Task statement: Rewrite all the rows below with every instance of "Energy Generation" changed to "Power Output", leaving everything else unchanged.

Dataset extract:
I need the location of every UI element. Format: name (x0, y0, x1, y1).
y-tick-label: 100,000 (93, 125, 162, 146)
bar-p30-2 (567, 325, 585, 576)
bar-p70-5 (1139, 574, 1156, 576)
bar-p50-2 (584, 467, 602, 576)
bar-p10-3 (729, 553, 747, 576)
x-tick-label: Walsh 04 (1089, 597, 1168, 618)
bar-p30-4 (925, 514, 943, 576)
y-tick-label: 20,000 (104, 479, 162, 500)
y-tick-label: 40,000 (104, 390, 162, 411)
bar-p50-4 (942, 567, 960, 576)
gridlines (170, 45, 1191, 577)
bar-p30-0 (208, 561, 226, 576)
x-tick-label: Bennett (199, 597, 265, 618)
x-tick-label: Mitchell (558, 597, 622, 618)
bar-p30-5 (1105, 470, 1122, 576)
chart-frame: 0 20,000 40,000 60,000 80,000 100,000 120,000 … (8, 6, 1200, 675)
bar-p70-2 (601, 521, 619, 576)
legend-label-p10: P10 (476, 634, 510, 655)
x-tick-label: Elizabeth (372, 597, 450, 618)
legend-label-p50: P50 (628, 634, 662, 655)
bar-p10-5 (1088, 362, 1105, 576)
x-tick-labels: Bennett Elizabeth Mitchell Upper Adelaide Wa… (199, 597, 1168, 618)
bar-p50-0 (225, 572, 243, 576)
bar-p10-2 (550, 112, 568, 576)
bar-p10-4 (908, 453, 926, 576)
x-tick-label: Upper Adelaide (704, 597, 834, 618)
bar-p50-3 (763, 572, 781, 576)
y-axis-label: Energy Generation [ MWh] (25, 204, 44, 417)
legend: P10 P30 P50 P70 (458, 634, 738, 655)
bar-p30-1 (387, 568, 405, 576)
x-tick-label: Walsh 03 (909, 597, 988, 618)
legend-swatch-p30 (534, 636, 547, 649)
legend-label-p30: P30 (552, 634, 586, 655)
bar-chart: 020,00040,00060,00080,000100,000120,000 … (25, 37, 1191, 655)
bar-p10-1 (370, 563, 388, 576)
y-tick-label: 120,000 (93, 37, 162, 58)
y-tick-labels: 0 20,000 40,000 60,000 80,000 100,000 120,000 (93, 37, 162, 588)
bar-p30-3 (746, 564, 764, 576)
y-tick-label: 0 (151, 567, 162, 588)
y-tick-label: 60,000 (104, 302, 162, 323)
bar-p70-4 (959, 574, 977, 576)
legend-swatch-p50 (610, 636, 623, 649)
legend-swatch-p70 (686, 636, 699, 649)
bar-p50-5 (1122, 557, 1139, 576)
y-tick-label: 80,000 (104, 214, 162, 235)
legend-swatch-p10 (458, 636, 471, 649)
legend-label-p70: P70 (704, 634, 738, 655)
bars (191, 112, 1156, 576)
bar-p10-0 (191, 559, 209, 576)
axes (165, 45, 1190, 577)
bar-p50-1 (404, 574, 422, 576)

Response:
I need the location of every UI element. Format: name (x0, y0, x1, y1).
y-tick-label: 100,000 (93, 125, 162, 146)
bar-p30-2 (567, 325, 585, 576)
bar-p70-5 (1139, 574, 1156, 576)
bar-p50-2 (584, 467, 602, 576)
bar-p10-3 (729, 553, 747, 576)
x-tick-label: Walsh 04 (1089, 597, 1168, 618)
bar-p30-4 (925, 514, 943, 576)
y-tick-label: 20,000 (104, 479, 162, 500)
y-tick-label: 40,000 (104, 390, 162, 411)
bar-p50-4 (942, 567, 960, 576)
gridlines (170, 45, 1191, 577)
bar-p30-0 (208, 561, 226, 576)
x-tick-label: Bennett (199, 597, 265, 618)
x-tick-label: Mitchell (558, 597, 622, 618)
bar-p30-5 (1105, 470, 1122, 576)
chart-frame: 0 20,000 40,000 60,000 80,000 100,000 120,000 … (8, 6, 1200, 675)
bar-p70-2 (601, 521, 619, 576)
legend-label-p10: P10 (476, 634, 510, 655)
x-tick-label: Elizabeth (372, 597, 450, 618)
legend-label-p50: P50 (628, 634, 662, 655)
bar-p10-5 (1088, 362, 1105, 576)
x-tick-labels: Bennett Elizabeth Mitchell Upper Adelaide Wa… (199, 597, 1168, 618)
bar-p50-0 (225, 572, 243, 576)
bar-p10-2 (550, 112, 568, 576)
bar-p10-4 (908, 453, 926, 576)
x-tick-label: Upper Adelaide (704, 597, 834, 618)
bar-p50-3 (763, 572, 781, 576)
y-axis-label: Power Output [ MWh] (25, 204, 44, 417)
legend: P10 P30 P50 P70 (458, 634, 738, 655)
bar-p30-1 (387, 568, 405, 576)
x-tick-label: Walsh 03 (909, 597, 988, 618)
legend-swatch-p30 (534, 636, 547, 649)
legend-label-p30: P30 (552, 634, 586, 655)
bar-chart: 020,00040,00060,00080,000100,000120,000 … (25, 37, 1191, 655)
bar-p10-1 (370, 563, 388, 576)
y-tick-label: 120,000 (93, 37, 162, 58)
y-tick-labels: 0 20,000 40,000 60,000 80,000 100,000 120,000 (93, 37, 162, 588)
bar-p30-3 (746, 564, 764, 576)
y-tick-label: 0 (151, 567, 162, 588)
y-tick-label: 60,000 (104, 302, 162, 323)
bar-p70-4 (959, 574, 977, 576)
legend-swatch-p50 (610, 636, 623, 649)
legend-swatch-p70 (686, 636, 699, 649)
bar-p50-5 (1122, 557, 1139, 576)
y-tick-label: 80,000 (104, 214, 162, 235)
legend-swatch-p10 (458, 636, 471, 649)
legend-label-p70: P70 (704, 634, 738, 655)
bars (191, 112, 1156, 576)
bar-p10-0 (191, 559, 209, 576)
axes (165, 45, 1190, 577)
bar-p50-1 (404, 574, 422, 576)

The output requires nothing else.